'''
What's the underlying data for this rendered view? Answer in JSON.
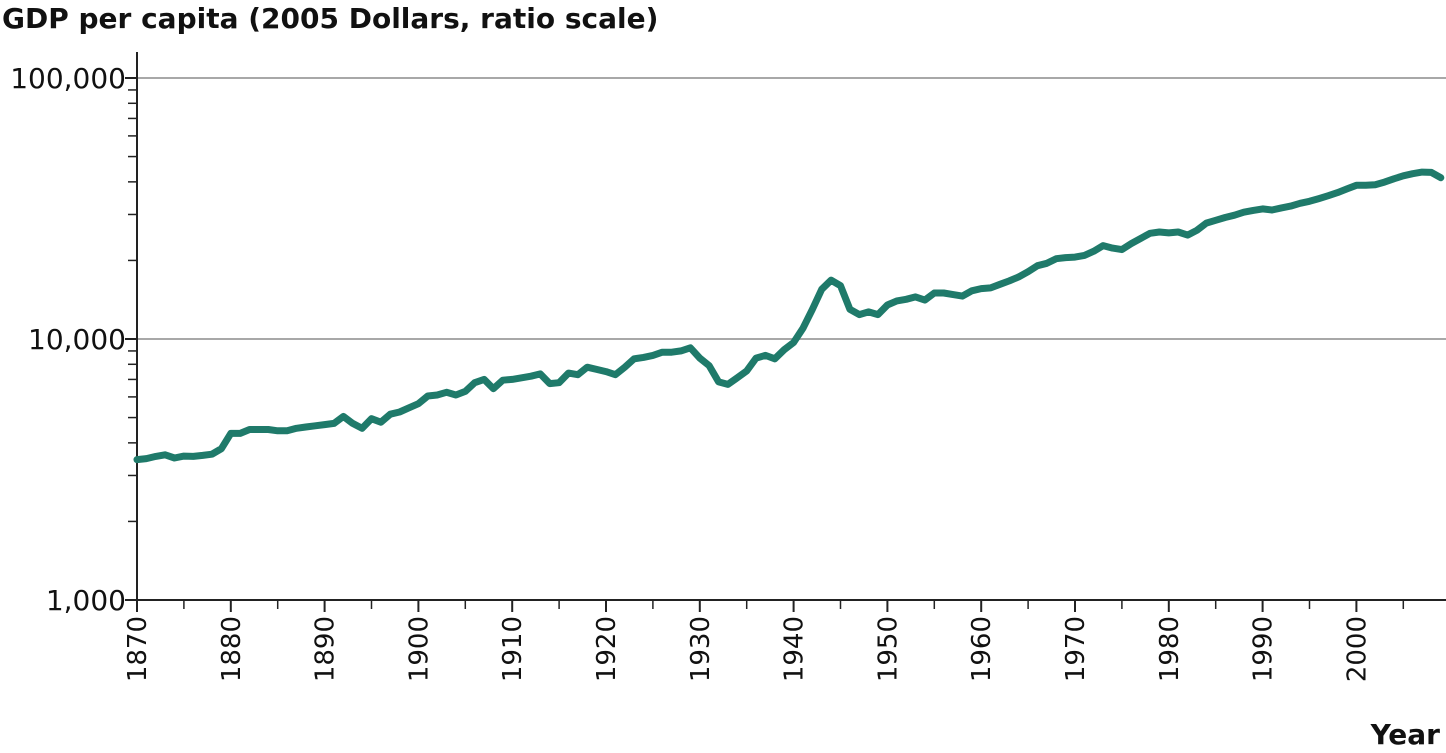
{
  "chart_data": {
    "type": "line",
    "title": "GDP per capita (2005 Dollars, ratio scale)",
    "xlabel": "Year",
    "ylabel": "",
    "yscale": "log",
    "xlim": [
      1870,
      2009
    ],
    "ylim": [
      1000,
      100000
    ],
    "y_ticks": [
      1000,
      10000,
      100000
    ],
    "y_tick_labels": [
      "1,000",
      "10,000",
      "100,000"
    ],
    "x_ticks": [
      1870,
      1880,
      1890,
      1900,
      1910,
      1920,
      1930,
      1940,
      1950,
      1960,
      1970,
      1980,
      1990,
      2000
    ],
    "x_tick_labels": [
      "1870",
      "1880",
      "1890",
      "1900",
      "1910",
      "1920",
      "1930",
      "1940",
      "1950",
      "1960",
      "1970",
      "1980",
      "1990",
      "2000"
    ],
    "grid": "horizontal at major ticks",
    "line_color": "#1f7a6a",
    "x": [
      1870,
      1871,
      1872,
      1873,
      1874,
      1875,
      1876,
      1877,
      1878,
      1879,
      1880,
      1881,
      1882,
      1883,
      1884,
      1885,
      1886,
      1887,
      1888,
      1889,
      1890,
      1891,
      1892,
      1893,
      1894,
      1895,
      1896,
      1897,
      1898,
      1899,
      1900,
      1901,
      1902,
      1903,
      1904,
      1905,
      1906,
      1907,
      1908,
      1909,
      1910,
      1911,
      1912,
      1913,
      1914,
      1915,
      1916,
      1917,
      1918,
      1919,
      1920,
      1921,
      1922,
      1923,
      1924,
      1925,
      1926,
      1927,
      1928,
      1929,
      1930,
      1931,
      1932,
      1933,
      1934,
      1935,
      1936,
      1937,
      1938,
      1939,
      1940,
      1941,
      1942,
      1943,
      1944,
      1945,
      1946,
      1947,
      1948,
      1949,
      1950,
      1951,
      1952,
      1953,
      1954,
      1955,
      1956,
      1957,
      1958,
      1959,
      1960,
      1961,
      1962,
      1963,
      1964,
      1965,
      1966,
      1967,
      1968,
      1969,
      1970,
      1971,
      1972,
      1973,
      1974,
      1975,
      1976,
      1977,
      1978,
      1979,
      1980,
      1981,
      1982,
      1983,
      1984,
      1985,
      1986,
      1987,
      1988,
      1989,
      1990,
      1991,
      1992,
      1993,
      1994,
      1995,
      1996,
      1997,
      1998,
      1999,
      2000,
      2001,
      2002,
      2003,
      2004,
      2005,
      2006,
      2007,
      2008,
      2009
    ],
    "series": [
      {
        "values": [
          3450,
          3480,
          3550,
          3600,
          3500,
          3560,
          3550,
          3580,
          3620,
          3800,
          4350,
          4350,
          4500,
          4500,
          4500,
          4450,
          4450,
          4550,
          4600,
          4650,
          4700,
          4750,
          5050,
          4750,
          4550,
          4950,
          4800,
          5150,
          5250,
          5450,
          5650,
          6050,
          6100,
          6250,
          6100,
          6300,
          6800,
          7000,
          6450,
          6950,
          7000,
          7100,
          7200,
          7350,
          6750,
          6800,
          7400,
          7300,
          7800,
          7650,
          7500,
          7300,
          7800,
          8400,
          8500,
          8650,
          8900,
          8900,
          9000,
          9250,
          8450,
          7900,
          6850,
          6700,
          7100,
          7550,
          8450,
          8650,
          8400,
          9100,
          9700,
          11000,
          13000,
          15500,
          16800,
          16000,
          13000,
          12400,
          12700,
          12400,
          13500,
          14000,
          14200,
          14500,
          14100,
          15000,
          15000,
          14800,
          14600,
          15300,
          15600,
          15700,
          16200,
          16700,
          17300,
          18100,
          19100,
          19500,
          20300,
          20500,
          20600,
          20900,
          21700,
          22800,
          22300,
          22000,
          23200,
          24300,
          25400,
          25700,
          25500,
          25700,
          25000,
          26100,
          27800,
          28500,
          29200,
          29800,
          30600,
          31100,
          31500,
          31200,
          31800,
          32300,
          33100,
          33700,
          34500,
          35400,
          36400,
          37600,
          38800,
          38800,
          39000,
          39900,
          41100,
          42200,
          43000,
          43600,
          43500,
          41500
        ]
      }
    ]
  }
}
'''
__Written request__
All of the entries above should be copied exactly, except for the pictures.

__Solution__
What's the underlying data for this rendered view? Answer in JSON.
{
  "chart_data": {
    "type": "line",
    "title": "GDP per capita (2005 Dollars, ratio scale)",
    "xlabel": "Year",
    "ylabel": "",
    "yscale": "log",
    "xlim": [
      1870,
      2009
    ],
    "ylim": [
      1000,
      100000
    ],
    "y_ticks": [
      1000,
      10000,
      100000
    ],
    "y_tick_labels": [
      "1,000",
      "10,000",
      "100,000"
    ],
    "x_ticks": [
      1870,
      1880,
      1890,
      1900,
      1910,
      1920,
      1930,
      1940,
      1950,
      1960,
      1970,
      1980,
      1990,
      2000
    ],
    "x_tick_labels": [
      "1870",
      "1880",
      "1890",
      "1900",
      "1910",
      "1920",
      "1930",
      "1940",
      "1950",
      "1960",
      "1970",
      "1980",
      "1990",
      "2000"
    ],
    "grid": "horizontal at major ticks",
    "line_color": "#1f7a6a",
    "x": [
      1870,
      1871,
      1872,
      1873,
      1874,
      1875,
      1876,
      1877,
      1878,
      1879,
      1880,
      1881,
      1882,
      1883,
      1884,
      1885,
      1886,
      1887,
      1888,
      1889,
      1890,
      1891,
      1892,
      1893,
      1894,
      1895,
      1896,
      1897,
      1898,
      1899,
      1900,
      1901,
      1902,
      1903,
      1904,
      1905,
      1906,
      1907,
      1908,
      1909,
      1910,
      1911,
      1912,
      1913,
      1914,
      1915,
      1916,
      1917,
      1918,
      1919,
      1920,
      1921,
      1922,
      1923,
      1924,
      1925,
      1926,
      1927,
      1928,
      1929,
      1930,
      1931,
      1932,
      1933,
      1934,
      1935,
      1936,
      1937,
      1938,
      1939,
      1940,
      1941,
      1942,
      1943,
      1944,
      1945,
      1946,
      1947,
      1948,
      1949,
      1950,
      1951,
      1952,
      1953,
      1954,
      1955,
      1956,
      1957,
      1958,
      1959,
      1960,
      1961,
      1962,
      1963,
      1964,
      1965,
      1966,
      1967,
      1968,
      1969,
      1970,
      1971,
      1972,
      1973,
      1974,
      1975,
      1976,
      1977,
      1978,
      1979,
      1980,
      1981,
      1982,
      1983,
      1984,
      1985,
      1986,
      1987,
      1988,
      1989,
      1990,
      1991,
      1992,
      1993,
      1994,
      1995,
      1996,
      1997,
      1998,
      1999,
      2000,
      2001,
      2002,
      2003,
      2004,
      2005,
      2006,
      2007,
      2008,
      2009
    ],
    "series": [
      {
        "values": [
          3450,
          3480,
          3550,
          3600,
          3500,
          3560,
          3550,
          3580,
          3620,
          3800,
          4350,
          4350,
          4500,
          4500,
          4500,
          4450,
          4450,
          4550,
          4600,
          4650,
          4700,
          4750,
          5050,
          4750,
          4550,
          4950,
          4800,
          5150,
          5250,
          5450,
          5650,
          6050,
          6100,
          6250,
          6100,
          6300,
          6800,
          7000,
          6450,
          6950,
          7000,
          7100,
          7200,
          7350,
          6750,
          6800,
          7400,
          7300,
          7800,
          7650,
          7500,
          7300,
          7800,
          8400,
          8500,
          8650,
          8900,
          8900,
          9000,
          9250,
          8450,
          7900,
          6850,
          6700,
          7100,
          7550,
          8450,
          8650,
          8400,
          9100,
          9700,
          11000,
          13000,
          15500,
          16800,
          16000,
          13000,
          12400,
          12700,
          12400,
          13500,
          14000,
          14200,
          14500,
          14100,
          15000,
          15000,
          14800,
          14600,
          15300,
          15600,
          15700,
          16200,
          16700,
          17300,
          18100,
          19100,
          19500,
          20300,
          20500,
          20600,
          20900,
          21700,
          22800,
          22300,
          22000,
          23200,
          24300,
          25400,
          25700,
          25500,
          25700,
          25000,
          26100,
          27800,
          28500,
          29200,
          29800,
          30600,
          31100,
          31500,
          31200,
          31800,
          32300,
          33100,
          33700,
          34500,
          35400,
          36400,
          37600,
          38800,
          38800,
          39000,
          39900,
          41100,
          42200,
          43000,
          43600,
          43500,
          41500
        ]
      }
    ]
  }
}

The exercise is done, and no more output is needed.